**Available records**
[START]

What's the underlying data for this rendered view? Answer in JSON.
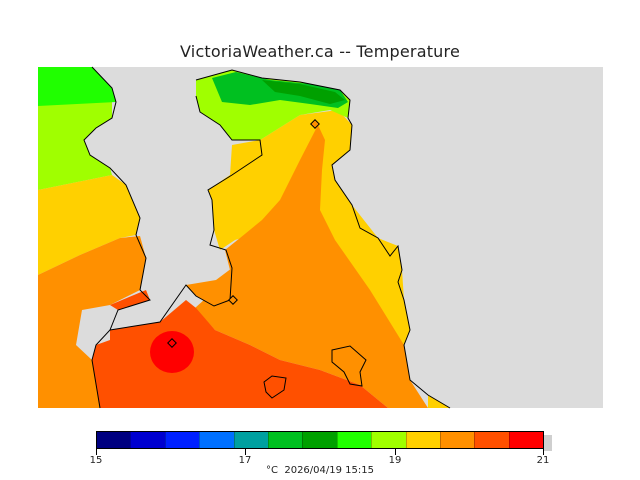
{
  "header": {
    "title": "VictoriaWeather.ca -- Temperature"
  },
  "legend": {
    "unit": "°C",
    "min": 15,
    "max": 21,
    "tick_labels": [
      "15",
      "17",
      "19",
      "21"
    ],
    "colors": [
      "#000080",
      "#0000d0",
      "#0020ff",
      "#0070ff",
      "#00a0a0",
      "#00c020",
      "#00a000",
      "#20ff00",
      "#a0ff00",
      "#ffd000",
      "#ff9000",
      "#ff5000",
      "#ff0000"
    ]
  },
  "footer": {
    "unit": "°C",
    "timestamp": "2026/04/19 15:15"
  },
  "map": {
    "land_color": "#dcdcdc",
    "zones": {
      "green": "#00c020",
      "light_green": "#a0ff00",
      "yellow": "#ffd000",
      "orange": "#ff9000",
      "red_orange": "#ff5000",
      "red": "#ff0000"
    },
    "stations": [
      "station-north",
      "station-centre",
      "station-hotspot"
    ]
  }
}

[END]
[START]

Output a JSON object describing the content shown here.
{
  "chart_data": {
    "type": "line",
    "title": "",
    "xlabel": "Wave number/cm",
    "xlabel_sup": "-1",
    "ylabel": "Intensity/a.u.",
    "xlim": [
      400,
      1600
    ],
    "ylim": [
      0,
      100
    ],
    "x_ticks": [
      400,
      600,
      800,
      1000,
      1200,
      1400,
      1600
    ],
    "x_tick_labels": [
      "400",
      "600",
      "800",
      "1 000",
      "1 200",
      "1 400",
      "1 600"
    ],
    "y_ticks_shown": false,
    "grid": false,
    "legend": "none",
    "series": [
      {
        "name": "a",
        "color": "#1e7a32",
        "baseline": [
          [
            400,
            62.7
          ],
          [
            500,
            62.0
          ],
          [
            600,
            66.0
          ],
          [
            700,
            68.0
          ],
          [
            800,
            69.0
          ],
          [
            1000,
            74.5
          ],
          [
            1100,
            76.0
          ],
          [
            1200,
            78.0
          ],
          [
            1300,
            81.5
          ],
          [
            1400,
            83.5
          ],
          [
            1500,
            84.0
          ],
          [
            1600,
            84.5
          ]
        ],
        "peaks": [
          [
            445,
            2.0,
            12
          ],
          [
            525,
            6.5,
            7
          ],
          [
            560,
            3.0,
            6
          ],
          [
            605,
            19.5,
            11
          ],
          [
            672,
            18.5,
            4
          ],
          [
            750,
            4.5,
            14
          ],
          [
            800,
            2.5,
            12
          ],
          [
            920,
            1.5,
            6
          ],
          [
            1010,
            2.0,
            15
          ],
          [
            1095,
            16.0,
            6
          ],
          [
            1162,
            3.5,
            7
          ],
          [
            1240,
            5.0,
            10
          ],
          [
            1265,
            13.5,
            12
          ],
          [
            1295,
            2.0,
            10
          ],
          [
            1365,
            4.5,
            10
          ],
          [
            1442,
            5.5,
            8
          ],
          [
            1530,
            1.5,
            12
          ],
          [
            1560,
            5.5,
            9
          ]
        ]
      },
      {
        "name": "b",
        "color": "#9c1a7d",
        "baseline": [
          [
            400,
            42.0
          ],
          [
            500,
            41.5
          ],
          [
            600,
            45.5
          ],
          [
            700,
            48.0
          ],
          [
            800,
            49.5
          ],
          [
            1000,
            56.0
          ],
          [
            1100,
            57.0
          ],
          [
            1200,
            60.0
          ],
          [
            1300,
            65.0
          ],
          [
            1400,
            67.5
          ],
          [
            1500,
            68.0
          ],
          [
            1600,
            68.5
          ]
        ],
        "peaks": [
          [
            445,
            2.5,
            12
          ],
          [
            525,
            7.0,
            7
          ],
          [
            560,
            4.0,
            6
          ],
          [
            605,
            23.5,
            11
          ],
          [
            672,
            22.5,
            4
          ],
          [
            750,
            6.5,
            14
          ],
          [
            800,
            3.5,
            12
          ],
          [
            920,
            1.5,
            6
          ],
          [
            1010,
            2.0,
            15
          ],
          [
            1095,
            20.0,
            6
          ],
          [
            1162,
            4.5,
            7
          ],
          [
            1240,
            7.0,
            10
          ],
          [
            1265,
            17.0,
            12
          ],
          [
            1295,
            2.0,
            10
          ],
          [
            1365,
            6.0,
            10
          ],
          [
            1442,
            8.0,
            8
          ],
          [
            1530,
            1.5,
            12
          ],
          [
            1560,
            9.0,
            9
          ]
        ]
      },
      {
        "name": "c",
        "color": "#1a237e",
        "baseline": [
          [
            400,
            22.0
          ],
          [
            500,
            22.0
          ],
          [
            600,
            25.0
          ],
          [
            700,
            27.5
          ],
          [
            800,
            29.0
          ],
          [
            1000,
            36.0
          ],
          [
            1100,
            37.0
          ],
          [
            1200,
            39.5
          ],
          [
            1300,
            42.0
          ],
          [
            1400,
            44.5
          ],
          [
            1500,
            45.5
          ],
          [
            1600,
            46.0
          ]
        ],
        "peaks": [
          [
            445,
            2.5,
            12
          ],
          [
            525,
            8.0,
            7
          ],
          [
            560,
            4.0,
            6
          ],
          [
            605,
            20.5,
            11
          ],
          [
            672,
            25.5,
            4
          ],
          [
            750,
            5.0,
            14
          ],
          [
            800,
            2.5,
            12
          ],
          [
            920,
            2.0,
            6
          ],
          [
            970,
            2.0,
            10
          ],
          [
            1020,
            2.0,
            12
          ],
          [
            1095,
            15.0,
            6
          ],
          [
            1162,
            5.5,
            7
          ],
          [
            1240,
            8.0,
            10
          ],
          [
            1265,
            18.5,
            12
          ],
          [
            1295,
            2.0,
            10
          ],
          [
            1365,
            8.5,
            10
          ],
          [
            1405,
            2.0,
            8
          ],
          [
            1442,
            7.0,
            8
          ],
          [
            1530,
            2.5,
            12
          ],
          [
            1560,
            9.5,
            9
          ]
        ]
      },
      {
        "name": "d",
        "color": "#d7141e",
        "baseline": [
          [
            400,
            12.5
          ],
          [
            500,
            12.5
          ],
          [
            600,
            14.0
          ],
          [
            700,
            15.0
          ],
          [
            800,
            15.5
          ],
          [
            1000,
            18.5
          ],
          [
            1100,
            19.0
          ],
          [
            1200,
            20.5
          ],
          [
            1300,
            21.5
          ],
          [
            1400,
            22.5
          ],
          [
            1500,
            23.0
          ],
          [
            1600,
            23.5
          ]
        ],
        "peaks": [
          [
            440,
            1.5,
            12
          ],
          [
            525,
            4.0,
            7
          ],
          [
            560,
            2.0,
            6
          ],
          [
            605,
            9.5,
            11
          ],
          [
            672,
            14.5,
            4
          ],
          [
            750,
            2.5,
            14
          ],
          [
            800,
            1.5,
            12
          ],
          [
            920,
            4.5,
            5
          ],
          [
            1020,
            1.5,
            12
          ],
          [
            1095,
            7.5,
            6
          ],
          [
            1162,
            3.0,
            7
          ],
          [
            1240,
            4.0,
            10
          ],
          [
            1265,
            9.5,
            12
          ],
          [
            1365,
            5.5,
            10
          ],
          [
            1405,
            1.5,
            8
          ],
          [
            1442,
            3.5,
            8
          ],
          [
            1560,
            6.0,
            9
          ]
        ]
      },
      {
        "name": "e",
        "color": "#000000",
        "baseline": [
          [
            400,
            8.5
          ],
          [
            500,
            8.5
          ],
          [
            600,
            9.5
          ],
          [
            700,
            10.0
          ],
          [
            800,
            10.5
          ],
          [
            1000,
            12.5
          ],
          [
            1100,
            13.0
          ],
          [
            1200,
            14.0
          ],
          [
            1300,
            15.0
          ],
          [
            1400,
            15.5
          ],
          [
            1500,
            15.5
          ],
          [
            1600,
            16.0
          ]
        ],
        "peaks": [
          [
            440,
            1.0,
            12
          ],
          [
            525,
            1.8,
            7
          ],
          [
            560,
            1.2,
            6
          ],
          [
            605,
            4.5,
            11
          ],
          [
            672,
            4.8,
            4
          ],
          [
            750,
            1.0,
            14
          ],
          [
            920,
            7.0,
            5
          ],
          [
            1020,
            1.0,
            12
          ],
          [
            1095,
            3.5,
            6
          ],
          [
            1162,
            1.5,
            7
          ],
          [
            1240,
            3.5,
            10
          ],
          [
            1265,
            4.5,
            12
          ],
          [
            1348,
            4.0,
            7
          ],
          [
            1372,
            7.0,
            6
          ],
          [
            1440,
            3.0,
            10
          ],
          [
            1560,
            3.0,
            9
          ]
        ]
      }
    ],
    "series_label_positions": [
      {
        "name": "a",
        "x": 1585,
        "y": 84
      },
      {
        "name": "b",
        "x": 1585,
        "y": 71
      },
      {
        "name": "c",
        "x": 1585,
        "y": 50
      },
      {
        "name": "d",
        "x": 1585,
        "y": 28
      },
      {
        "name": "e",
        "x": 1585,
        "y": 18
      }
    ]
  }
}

[END]
[START]

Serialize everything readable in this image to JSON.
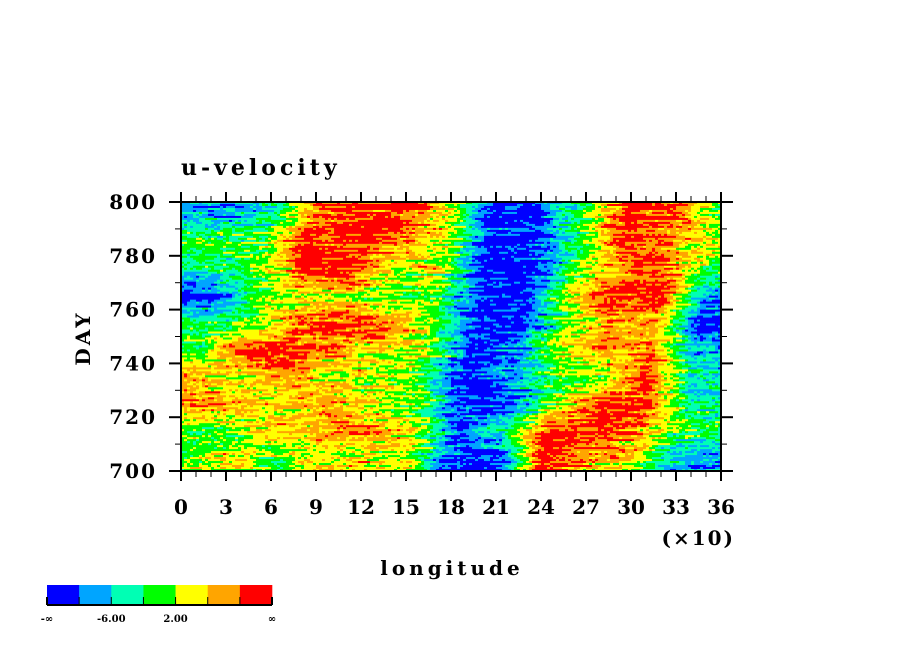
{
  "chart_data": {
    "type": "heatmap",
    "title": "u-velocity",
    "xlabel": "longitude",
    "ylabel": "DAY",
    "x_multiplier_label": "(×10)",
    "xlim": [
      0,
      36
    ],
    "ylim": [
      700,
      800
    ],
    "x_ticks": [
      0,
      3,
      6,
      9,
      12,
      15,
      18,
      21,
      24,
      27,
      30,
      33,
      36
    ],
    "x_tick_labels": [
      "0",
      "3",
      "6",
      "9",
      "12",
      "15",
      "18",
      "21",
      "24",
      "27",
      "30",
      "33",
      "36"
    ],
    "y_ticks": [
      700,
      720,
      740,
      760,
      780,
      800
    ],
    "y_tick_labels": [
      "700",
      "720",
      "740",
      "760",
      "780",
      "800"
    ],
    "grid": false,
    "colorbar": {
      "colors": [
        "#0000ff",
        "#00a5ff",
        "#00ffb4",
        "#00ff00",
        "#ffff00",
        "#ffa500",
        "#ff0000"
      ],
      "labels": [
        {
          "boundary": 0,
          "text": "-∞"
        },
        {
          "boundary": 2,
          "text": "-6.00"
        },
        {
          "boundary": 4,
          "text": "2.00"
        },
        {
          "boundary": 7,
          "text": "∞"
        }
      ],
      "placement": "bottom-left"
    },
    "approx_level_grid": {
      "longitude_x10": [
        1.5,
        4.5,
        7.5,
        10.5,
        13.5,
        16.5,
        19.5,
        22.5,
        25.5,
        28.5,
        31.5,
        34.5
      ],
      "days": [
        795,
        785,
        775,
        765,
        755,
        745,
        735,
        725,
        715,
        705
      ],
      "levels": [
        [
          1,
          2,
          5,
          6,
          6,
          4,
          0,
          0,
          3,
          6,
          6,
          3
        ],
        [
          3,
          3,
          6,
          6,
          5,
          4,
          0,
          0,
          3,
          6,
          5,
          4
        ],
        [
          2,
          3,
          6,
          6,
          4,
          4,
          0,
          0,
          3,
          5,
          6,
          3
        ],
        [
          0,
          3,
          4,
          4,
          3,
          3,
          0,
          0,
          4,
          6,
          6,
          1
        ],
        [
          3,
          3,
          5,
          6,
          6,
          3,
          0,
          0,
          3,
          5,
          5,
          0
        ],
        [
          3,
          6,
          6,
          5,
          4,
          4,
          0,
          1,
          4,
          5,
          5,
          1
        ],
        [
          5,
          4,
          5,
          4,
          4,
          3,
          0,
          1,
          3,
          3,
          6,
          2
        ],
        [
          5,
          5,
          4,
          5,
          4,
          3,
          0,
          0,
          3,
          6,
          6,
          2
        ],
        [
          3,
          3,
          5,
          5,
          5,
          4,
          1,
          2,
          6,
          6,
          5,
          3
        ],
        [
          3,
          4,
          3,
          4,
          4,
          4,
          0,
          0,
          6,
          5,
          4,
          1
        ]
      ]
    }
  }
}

[END]

**What you should do**
Search the data for the string "title". List each line that has it.

**Task solution**
    "title": "VictoriaWeather.ca -- Temperature"
    "title": "",
    "title": "u-velocity",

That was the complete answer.